Tel est le second pas ; nous sommes en train de l’achever. Il est l’œuvre propre de la
critique contemporaine. Personne ne l’a fait aussi juste et aussi grand que
Sainte-Beuve ; à cet égard, nous sommes tous ses élèves ; sa méthode renouvelle
aujourd’hui dans les livres et jusque dans les journaux toute la critique littéraire,
philosophique et religieuse. C’est d’elle qu’il faut partir pour commencer l’évolution
ultérieure.
J’ai essayé plusieurs fois d’indiquer cette
évolution ; à mon avis, il y a là une voie nouvelle ouverte à l’histoire, et je vais
tâcher de la décrire plus en détail.
Quand, dans un homme, vous avez observé et noté un, deux, trois, puis une multitude de
sentiments, cela vous suffit-il, et votre connaissance vous semble-t-elle complète ?
Est-ce une psychologie qu’un cahier de remarques ? Ce n’est pas une psychologie, et, ici
comme ailleurs, la recherche des causes doit venir après la collection des faits. Que
les faits soient physiques ou moraux, il n’importe, ils ont toujours des causes ; il y
en a pour l’ambition, pour le courage, pour la véracité, comme pour la digestion, pour
le mouvement musculaire, pour la chaleur animale. Le vice et la vertu sont des produits
comme le vitriol et le sucre, et toute donnée complexe naît par la rencontre d’autres
données plus simples dont elle dépend. Cherchons donc les données simples pour les
qualités morales, comme on les cherche pour les qualités physiques, et considérons le
premier fait venu ; par exemple une musique religieuse, celle d’un temple protestant. Il
y a une cause intérieure qui a tourné l’esprit des fidèles vers ces graves et monotones
mélodies, une cause plus large que son effet, je veux dire l’idée générale
du vrai culte extérieur que l’homme doit à Dieu ; c’est
elle qui a modelé l’architecture du temple, abattu les statues, écarté les tableaux,
détruit les ornements, écourté les cérémonies, enfermé les assistants dans de hauts
bancs qui leur bouchent la vue, et gouverné les mille détails des décorations, des
postures et de tous les dehors. Elle-même provient d’une autre cause plus générale,
l’idée de la conduite humaine tout entière, intérieure et extérieure, prières, actions,
dispositions de tout genre auxquelles l’homme est tenu vis-à-vis de Dieu ; c’est
celle-ci qui a intronisé la doctrine et la grâce, amoindri le clergé, transformé les
sacrements, supprimé les pratiques, et changé la religion disciplinaire en religion
morale. Cette seconde idée, à son tour, dépend d’une troisième plus générale encore,
celle de la perfection morale, telle qu’elle se rencontre dans le Dieu parfait, juge
impeccable, rigoureux surveillant des âmes, devant qui toute âme est pécheresse, digne
de supplice, incapable de vertu et de salut, sinon par la crise de conscience qu’il
provoque et la rénovation du cœur qu’il produit. Voilà la conception maîtresse, qui
consiste à ériger le devoir en roi absolu de la vie humaine, et à prosterner tous les
modèles idéaux au pied du modèle moral. On touche ici le fond de l’homme ; car pour
expliquer cette conception, il faut considérer la race elle-même, c’est-à-dire le
Germain et l’homme du Nord, sa structure de caractère et d’esprit, ses façons les plus
générales
de penser et de sentir, cette lenteur et
cette froideur de la sensation qui l’empêchent de tomber violemment et facilement sous
l’empire du plaisir sensible, cette rudesse du goût, cette irrégularité et ces
soubresauts de la conception, qui arrêtent en lui la naissance des belles ordonnances et
des formes harmonieuses, ce dédain des apparences, ce besoin du vrai, cette attache aux
idées abstraites et nues, qui développe en lui la conscience au détriment du reste. Là
s’arrête la recherche ; on est tombé sur quelque disposition primitive, sur quelque
trait propre à toutes les sensations, à toutes les conceptions d’un siècle ou d’une
race, sur quelque particularité inséparable de toutes les démarches de son esprit et de
son cœur. Ce sont là les grandes causes, car ce sont les causes universelles et
permanentes, présentes à chaque moment et en chaque cas, partout et toujours agissantes,
indestructibles et à la fin infailliblement dominantes, puisque les accidents qui se
jettent au travers d’elles, étant limités et partiels, finissent par céder à la sourde
et incessante répétition de leur effort ; en sorte que la structure générale des choses
et les grands traits des événements sont leur œuvre, et que les religions, les
philosophies, les poésies, les industries, les formes de société et de famille, ne sont,
en définitive, que des empreintes enfoncées par leur sceau.

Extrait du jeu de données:
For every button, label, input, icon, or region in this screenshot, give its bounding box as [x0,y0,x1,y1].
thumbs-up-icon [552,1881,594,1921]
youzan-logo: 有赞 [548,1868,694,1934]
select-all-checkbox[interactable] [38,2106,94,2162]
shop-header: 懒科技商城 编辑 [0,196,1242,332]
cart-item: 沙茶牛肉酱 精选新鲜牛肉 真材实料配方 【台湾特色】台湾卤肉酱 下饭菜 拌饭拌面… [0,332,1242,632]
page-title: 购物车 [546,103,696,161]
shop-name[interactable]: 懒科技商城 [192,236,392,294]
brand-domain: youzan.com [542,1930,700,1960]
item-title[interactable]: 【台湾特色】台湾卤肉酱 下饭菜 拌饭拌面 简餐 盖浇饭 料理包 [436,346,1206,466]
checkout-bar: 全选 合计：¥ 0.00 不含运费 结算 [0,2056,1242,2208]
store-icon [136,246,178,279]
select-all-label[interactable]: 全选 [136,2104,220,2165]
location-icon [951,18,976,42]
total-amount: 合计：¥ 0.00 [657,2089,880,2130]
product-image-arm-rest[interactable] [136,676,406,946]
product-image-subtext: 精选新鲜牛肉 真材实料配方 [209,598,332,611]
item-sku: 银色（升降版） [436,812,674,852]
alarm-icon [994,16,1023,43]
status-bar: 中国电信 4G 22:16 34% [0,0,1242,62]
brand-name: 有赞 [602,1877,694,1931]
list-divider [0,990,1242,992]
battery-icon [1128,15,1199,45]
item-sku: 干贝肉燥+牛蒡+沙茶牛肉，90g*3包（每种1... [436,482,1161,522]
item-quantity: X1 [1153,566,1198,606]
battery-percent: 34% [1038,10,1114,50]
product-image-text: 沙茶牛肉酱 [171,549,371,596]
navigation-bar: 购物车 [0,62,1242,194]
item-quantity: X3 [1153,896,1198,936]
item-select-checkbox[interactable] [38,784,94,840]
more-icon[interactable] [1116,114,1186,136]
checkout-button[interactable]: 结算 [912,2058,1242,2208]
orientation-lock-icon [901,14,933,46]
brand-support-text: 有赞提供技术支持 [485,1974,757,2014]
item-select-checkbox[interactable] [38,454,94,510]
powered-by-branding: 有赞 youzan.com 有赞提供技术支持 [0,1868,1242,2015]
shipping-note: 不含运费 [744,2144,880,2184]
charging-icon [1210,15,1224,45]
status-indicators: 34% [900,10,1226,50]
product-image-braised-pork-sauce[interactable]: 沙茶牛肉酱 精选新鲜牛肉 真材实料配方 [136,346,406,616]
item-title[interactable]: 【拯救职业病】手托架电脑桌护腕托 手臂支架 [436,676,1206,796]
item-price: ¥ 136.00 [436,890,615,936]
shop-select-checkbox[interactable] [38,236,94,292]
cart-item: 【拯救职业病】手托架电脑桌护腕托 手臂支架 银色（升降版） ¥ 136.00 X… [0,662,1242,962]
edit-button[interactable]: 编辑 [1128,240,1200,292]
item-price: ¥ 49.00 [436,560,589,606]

=== Exercice ===
D'après le texte sur la recherche des causes, quels effets l'idée de « la conduite humaine tout entière » a-t-elle produits ? Relevez-les tous. Appuyez-vous uniquement sur le texte.

=== Corrigé ===
- Elle a intronisé la doctrine et la grâce.
- Elle a amoindri le clergé.
- Elle a transformé les sacrements.
- Elle a supprimé les pratiques.
- Elle a changé la religion disciplinaire en religion morale.